In welk jaar nam Marcel Scheefhals afscheid, volgens de tekst over SV Kampong hieronder?

Geciteerde tekst>
++++++++++

SV Kampong – team als hoeksteen van de vereniging
Betrokken ouders, trainers en teamleiders, die het samen met de spelers leuk en gezellig maken. Voor Marcel Scheefhals is het team de hoeksteen van de vereniging. Als verenigingsmanager ziet hij het dan ook als zijn voornaamste taak om voor alle teamleden een gedegen en stimulerende organisatie neer te zetten. Zijn overtuiging: ‘Als jongeren het binnen een team naar hun zin hebben, dan zullen ze de vereniging niet snel verlaten.’
Het praktijkvoorbeeld “SV Kampong” is onderdeel van de serie artikelen “Jongeren binden en behouden bij de sport“.
Andere praktijkvoorbeelden hoe je jongeren kunt binden en behouden bij sport:
Scheefhals begon bijna zeven jaar geleden als verenigingsmanager bij de voetbalafdeling van SV Kampong uit Utrecht. Met meer dan 6.000 leden is dat momenteel de grootste omnisportvereniging van Nederland. Ze hebben een voetbaltak, cricket, hockey, squash, tennis en jeu de boules.
Marcel Scheefhals nam in 2018 afscheid. Marcel heeft meer dan 10 jaar als verenigingsmanager voor Kampong voetbal gewerkt. Samen met de vele vrijwilligers boekte hij in deze periode mooie resultaten voor de club.
Opbouwen vanaf de mini’s
‘Wij hebben geen specifieke aanpak om twaalf- tot zeventienjarigen binnen te houden. Maar het past wel binnen ons beleid’, zegt Scheefhals. ‘Jongeren gaan niet zomaar weg als zij het in hun team naar hun zin hebben.
Voor ons begint alles dus bij de mini-pupillen. Daar kweek je als vereniging je imago, dus daar moet alles al goed georganiseerd zijn en van daaruit bouw je op. Niet alleen het plezier van de spelers, maar ook de binding met hun ouders, want die hebben we nodig voor training, begeleiding en een positieve stimulans.’ Bij een goede organisatie draait het voor Scheefhals om goede voorzieningen en een sterke, transparante verenigingsstructuur.

++++++++++

Gegevensdeel>
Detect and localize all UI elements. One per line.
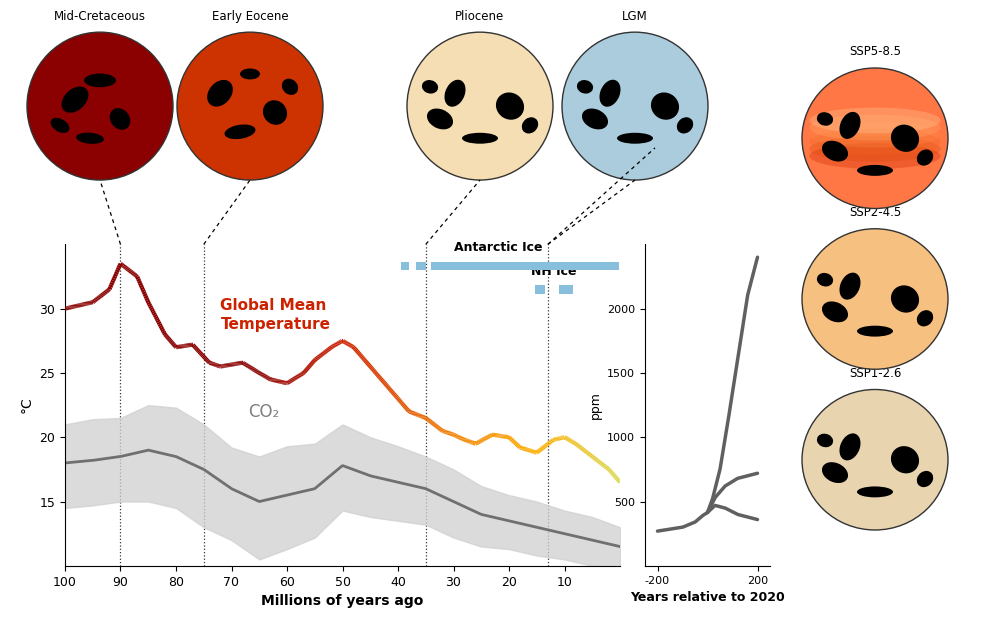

++++++++++

Geschreven antwoord>
In 2018.